Output every entry exactly, from the first line to the last.

● ● ● ●

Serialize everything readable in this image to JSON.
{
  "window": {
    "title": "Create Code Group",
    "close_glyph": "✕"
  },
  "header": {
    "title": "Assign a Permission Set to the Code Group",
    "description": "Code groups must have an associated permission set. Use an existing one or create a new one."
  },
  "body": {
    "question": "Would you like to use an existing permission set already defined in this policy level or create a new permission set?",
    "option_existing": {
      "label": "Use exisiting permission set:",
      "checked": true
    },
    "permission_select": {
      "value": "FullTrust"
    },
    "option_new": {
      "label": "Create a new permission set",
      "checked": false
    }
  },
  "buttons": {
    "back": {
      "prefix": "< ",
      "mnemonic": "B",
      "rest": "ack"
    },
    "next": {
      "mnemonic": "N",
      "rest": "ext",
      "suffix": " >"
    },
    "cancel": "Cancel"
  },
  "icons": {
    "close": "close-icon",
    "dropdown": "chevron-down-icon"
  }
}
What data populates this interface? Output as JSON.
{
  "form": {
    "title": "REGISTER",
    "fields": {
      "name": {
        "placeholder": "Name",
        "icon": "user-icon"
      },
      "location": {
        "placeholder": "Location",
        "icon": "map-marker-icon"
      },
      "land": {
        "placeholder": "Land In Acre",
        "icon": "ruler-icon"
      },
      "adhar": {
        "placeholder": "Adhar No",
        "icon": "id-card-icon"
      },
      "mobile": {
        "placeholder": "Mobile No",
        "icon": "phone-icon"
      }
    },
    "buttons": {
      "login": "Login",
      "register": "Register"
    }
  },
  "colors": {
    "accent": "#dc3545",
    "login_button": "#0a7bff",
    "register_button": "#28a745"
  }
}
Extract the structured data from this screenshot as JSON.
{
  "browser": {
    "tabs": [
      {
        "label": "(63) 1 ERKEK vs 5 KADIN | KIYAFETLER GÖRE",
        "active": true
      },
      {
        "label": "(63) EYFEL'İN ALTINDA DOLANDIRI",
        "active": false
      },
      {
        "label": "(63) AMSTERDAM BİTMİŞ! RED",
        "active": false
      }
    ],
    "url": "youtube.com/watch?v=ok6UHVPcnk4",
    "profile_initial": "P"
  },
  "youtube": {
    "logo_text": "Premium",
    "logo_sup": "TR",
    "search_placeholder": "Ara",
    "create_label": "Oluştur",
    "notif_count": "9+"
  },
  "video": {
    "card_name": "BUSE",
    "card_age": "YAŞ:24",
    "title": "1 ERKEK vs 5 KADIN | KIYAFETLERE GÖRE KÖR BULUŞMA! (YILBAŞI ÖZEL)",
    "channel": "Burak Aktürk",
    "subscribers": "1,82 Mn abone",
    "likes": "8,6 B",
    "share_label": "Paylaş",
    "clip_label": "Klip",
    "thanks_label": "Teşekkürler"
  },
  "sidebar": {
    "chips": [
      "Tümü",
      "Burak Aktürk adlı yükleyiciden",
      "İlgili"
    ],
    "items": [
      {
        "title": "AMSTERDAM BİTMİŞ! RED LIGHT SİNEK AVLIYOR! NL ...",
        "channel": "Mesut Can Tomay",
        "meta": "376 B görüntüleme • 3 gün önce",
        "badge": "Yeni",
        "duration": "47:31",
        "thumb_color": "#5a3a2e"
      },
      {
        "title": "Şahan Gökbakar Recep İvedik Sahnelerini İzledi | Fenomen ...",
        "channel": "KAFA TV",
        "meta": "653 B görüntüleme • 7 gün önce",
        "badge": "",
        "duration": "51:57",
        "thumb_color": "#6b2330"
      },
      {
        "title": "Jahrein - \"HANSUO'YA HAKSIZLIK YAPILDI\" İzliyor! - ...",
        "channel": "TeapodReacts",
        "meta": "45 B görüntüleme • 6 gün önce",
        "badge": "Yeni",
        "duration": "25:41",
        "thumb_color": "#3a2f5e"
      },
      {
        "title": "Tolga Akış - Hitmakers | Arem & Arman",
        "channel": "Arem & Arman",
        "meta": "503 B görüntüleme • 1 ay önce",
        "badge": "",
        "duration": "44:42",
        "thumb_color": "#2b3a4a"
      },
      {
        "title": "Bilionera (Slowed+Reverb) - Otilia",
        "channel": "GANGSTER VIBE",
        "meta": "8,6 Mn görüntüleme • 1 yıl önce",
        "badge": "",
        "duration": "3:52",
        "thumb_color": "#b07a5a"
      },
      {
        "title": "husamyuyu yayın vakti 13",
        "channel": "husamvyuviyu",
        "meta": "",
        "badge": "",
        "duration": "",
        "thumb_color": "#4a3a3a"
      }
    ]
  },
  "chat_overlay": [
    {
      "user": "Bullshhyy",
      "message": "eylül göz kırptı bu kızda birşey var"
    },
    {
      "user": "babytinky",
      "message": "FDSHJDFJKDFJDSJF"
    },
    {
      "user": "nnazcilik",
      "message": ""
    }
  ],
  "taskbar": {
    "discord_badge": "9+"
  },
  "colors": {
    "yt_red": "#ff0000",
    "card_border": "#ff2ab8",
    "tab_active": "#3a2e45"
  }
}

● ● ● ●

FULL SOLUTION
Serialize everything readable in this image to JSON.
{
  "window": {
    "title": "Create Code Group",
    "close_glyph": "✕"
  },
  "header": {
    "title": "Assign a Permission Set to the Code Group",
    "description": "Code groups must have an associated permission set. Use an existing one or create a new one."
  },
  "body": {
    "question": "Would you like to use an existing permission set already defined in this policy level or create a new permission set?",
    "option_existing": {
      "label": "Use exisiting permission set:",
      "checked": true
    },
    "permission_select": {
      "value": "FullTrust"
    },
    "option_new": {
      "label": "Create a new permission set",
      "checked": false
    }
  },
  "buttons": {
    "back": {
      "prefix": "< ",
      "mnemonic": "B",
      "rest": "ack"
    },
    "next": {
      "mnemonic": "N",
      "rest": "ext",
      "suffix": " >"
    },
    "cancel": "Cancel"
  },
  "icons": {
    "close": "close-icon",
    "dropdown": "chevron-down-icon"
  }
}
What data populates this interface? Output as JSON.
{
  "form": {
    "title": "REGISTER",
    "fields": {
      "name": {
        "placeholder": "Name",
        "icon": "user-icon"
      },
      "location": {
        "placeholder": "Location",
        "icon": "map-marker-icon"
      },
      "land": {
        "placeholder": "Land In Acre",
        "icon": "ruler-icon"
      },
      "adhar": {
        "placeholder": "Adhar No",
        "icon": "id-card-icon"
      },
      "mobile": {
        "placeholder": "Mobile No",
        "icon": "phone-icon"
      }
    },
    "buttons": {
      "login": "Login",
      "register": "Register"
    }
  },
  "colors": {
    "accent": "#dc3545",
    "login_button": "#0a7bff",
    "register_button": "#28a745"
  }
}
Extract the structured data from this screenshot as JSON.
{
  "browser": {
    "tabs": [
      {
        "label": "(63) 1 ERKEK vs 5 KADIN | KIYAFETLER GÖRE",
        "active": true
      },
      {
        "label": "(63) EYFEL'İN ALTINDA DOLANDIRI",
        "active": false
      },
      {
        "label": "(63) AMSTERDAM BİTMİŞ! RED",
        "active": false
      }
    ],
    "url": "youtube.com/watch?v=ok6UHVPcnk4",
    "profile_initial": "P"
  },
  "youtube": {
    "logo_text": "Premium",
    "logo_sup": "TR",
    "search_placeholder": "Ara",
    "create_label": "Oluştur",
    "notif_count": "9+"
  },
  "video": {
    "card_name": "BUSE",
    "card_age": "YAŞ:24",
    "title": "1 ERKEK vs 5 KADIN | KIYAFETLERE GÖRE KÖR BULUŞMA! (YILBAŞI ÖZEL)",
    "channel": "Burak Aktürk",
    "subscribers": "1,82 Mn abone",
    "likes": "8,6 B",
    "share_label": "Paylaş",
    "clip_label": "Klip",
    "thanks_label": "Teşekkürler"
  },
  "sidebar": {
    "chips": [
      "Tümü",
      "Burak Aktürk adlı yükleyiciden",
      "İlgili"
    ],
    "items": [
      {
        "title": "AMSTERDAM BİTMİŞ! RED LIGHT SİNEK AVLIYOR! NL ...",
        "channel": "Mesut Can Tomay",
        "meta": "376 B görüntüleme • 3 gün önce",
        "badge": "Yeni",
        "duration": "47:31",
        "thumb_color": "#5a3a2e"
      },
      {
        "title": "Şahan Gökbakar Recep İvedik Sahnelerini İzledi | Fenomen ...",
        "channel": "KAFA TV",
        "meta": "653 B görüntüleme • 7 gün önce",
        "badge": "",
        "duration": "51:57",
        "thumb_color": "#6b2330"
      },
      {
        "title": "Jahrein - \"HANSUO'YA HAKSIZLIK YAPILDI\" İzliyor! - ...",
        "channel": "TeapodReacts",
        "meta": "45 B görüntüleme • 6 gün önce",
        "badge": "Yeni",
        "duration": "25:41",
        "thumb_color": "#3a2f5e"
      },
      {
        "title": "Tolga Akış - Hitmakers | Arem & Arman",
        "channel": "Arem & Arman",
        "meta": "503 B görüntüleme • 1 ay önce",
        "badge": "",
        "duration": "44:42",
        "thumb_color": "#2b3a4a"
      },
      {
        "title": "Bilionera (Slowed+Reverb) - Otilia",
        "channel": "GANGSTER VIBE",
        "meta": "8,6 Mn görüntüleme • 1 yıl önce",
        "badge": "",
        "duration": "3:52",
        "thumb_color": "#b07a5a"
      },
      {
        "title": "husamyuyu yayın vakti 13",
        "channel": "husamvyuviyu",
        "meta": "",
        "badge": "",
        "duration": "",
        "thumb_color": "#4a3a3a"
      }
    ]
  },
  "chat_overlay": [
    {
      "user": "Bullshhyy",
      "message": "eylül göz kırptı bu kızda birşey var"
    },
    {
      "user": "babytinky",
      "message": "FDSHJDFJKDFJDSJF"
    },
    {
      "user": "nnazcilik",
      "message": ""
    }
  ],
  "taskbar": {
    "discord_badge": "9+"
  },
  "colors": {
    "yt_red": "#ff0000",
    "card_border": "#ff2ab8",
    "tab_active": "#3a2e45"
  }
}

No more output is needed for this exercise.